_Selected text_
################
ARTICLE — 7 Jan 2015

Nigel Oakley

Nigel Oakley

Head of Technical Services

Workplace pension provision

There are two main types of workplace pension scheme in the UK:

  1. Defined benefit (or final salary) schemes, under which benefits are paid to members based on the rules of the arrangement rather than directly related to the contributions paid. The specified benefit at retirement is typically based on a formula linked to levels of pay and service.
  2. Defined contribution (or money purchase) schemes, under which contributions paid are invested to build up pots of money for members to use to provide an income in retirement. There are two main types of defined contribution scheme:

    a. Trust-based schemes, under which the scheme is run by a trust appointed by trustees; and

    b. Contract-based schemes, under which the scheme is run by a third-party (normally an insurance company) and there is a contract between each member and the scheme provider.
################
_Dataset excerpts_
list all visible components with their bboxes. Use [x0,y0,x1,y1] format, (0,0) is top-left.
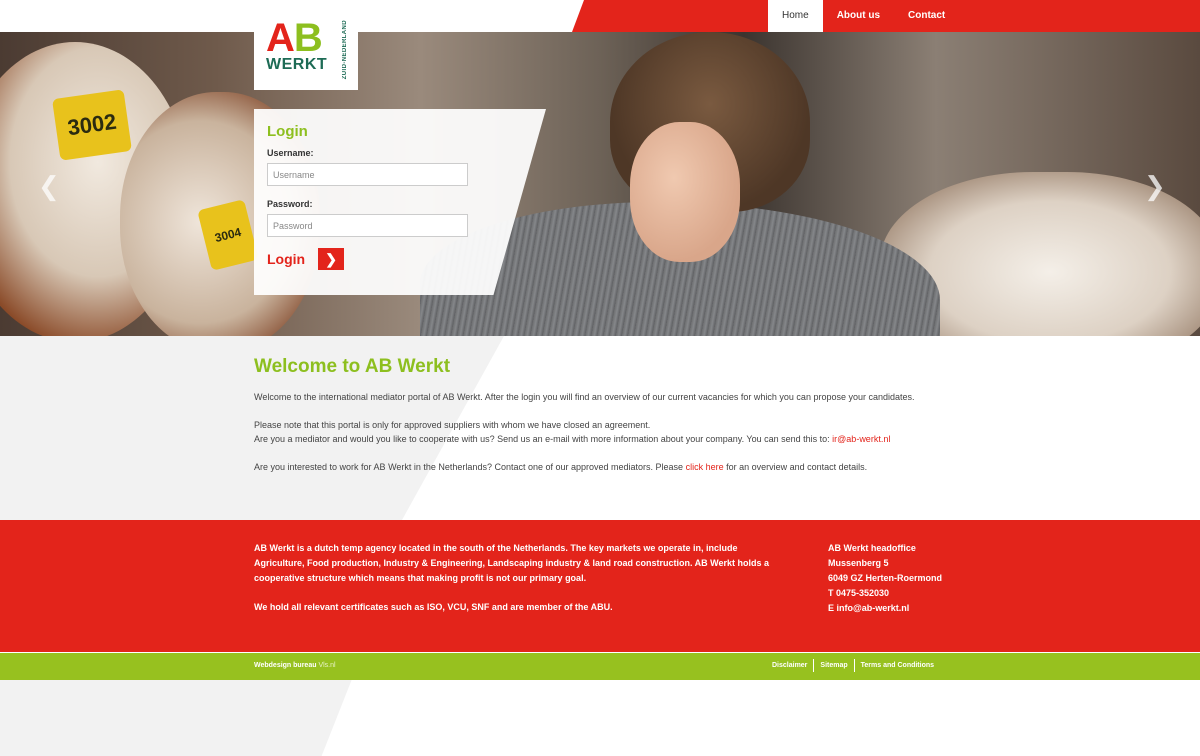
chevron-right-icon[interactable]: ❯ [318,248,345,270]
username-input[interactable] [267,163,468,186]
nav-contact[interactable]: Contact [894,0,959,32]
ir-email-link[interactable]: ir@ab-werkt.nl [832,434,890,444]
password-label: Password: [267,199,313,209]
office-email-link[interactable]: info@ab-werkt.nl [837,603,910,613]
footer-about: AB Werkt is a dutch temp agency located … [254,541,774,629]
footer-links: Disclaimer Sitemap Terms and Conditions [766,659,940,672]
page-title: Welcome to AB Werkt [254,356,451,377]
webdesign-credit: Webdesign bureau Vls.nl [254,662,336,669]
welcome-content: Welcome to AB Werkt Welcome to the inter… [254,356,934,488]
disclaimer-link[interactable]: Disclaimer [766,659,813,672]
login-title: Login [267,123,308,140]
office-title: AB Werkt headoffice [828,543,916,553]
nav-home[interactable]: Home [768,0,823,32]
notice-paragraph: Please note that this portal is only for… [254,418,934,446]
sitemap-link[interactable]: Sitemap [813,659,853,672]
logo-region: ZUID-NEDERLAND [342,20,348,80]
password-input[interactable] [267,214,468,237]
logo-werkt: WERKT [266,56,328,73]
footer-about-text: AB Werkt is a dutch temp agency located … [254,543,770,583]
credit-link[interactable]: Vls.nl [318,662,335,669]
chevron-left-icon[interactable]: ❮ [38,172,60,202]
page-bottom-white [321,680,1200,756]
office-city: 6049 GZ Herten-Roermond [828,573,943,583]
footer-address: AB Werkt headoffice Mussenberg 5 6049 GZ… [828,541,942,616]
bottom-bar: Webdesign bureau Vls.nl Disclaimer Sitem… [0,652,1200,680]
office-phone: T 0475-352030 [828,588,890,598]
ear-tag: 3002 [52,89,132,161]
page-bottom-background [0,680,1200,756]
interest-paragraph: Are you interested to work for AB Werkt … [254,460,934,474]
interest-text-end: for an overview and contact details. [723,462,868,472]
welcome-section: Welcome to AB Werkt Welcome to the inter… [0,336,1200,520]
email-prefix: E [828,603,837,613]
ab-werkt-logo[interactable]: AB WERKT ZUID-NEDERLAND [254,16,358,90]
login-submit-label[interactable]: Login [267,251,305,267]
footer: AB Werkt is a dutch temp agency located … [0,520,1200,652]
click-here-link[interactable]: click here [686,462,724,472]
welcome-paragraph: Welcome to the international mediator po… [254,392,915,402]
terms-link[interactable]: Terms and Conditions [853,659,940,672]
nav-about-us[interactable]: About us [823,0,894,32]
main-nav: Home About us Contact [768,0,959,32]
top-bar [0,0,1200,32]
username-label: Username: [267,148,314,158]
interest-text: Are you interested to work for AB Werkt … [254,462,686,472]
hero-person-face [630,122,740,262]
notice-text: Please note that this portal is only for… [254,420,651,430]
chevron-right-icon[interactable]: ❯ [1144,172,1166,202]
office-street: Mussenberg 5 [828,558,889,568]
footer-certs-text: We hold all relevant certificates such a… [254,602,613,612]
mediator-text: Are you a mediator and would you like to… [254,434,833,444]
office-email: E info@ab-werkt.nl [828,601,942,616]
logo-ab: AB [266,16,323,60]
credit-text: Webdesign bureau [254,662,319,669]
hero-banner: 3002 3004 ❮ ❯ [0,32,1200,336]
################
_Problem description_
Please write out the passage of the workplace pension article from "There are two main types of workplace" to "pay and service.".

_Solution to the exercise_
There are two main types of workplace pension scheme in the UK:

  1. Defined benefit (or final salary) schemes, under which benefits are paid to members based on the rules of the arrangement rather than directly related to the contributions paid. The specified benefit at retirement is typically based on a formula linked to levels of pay and service.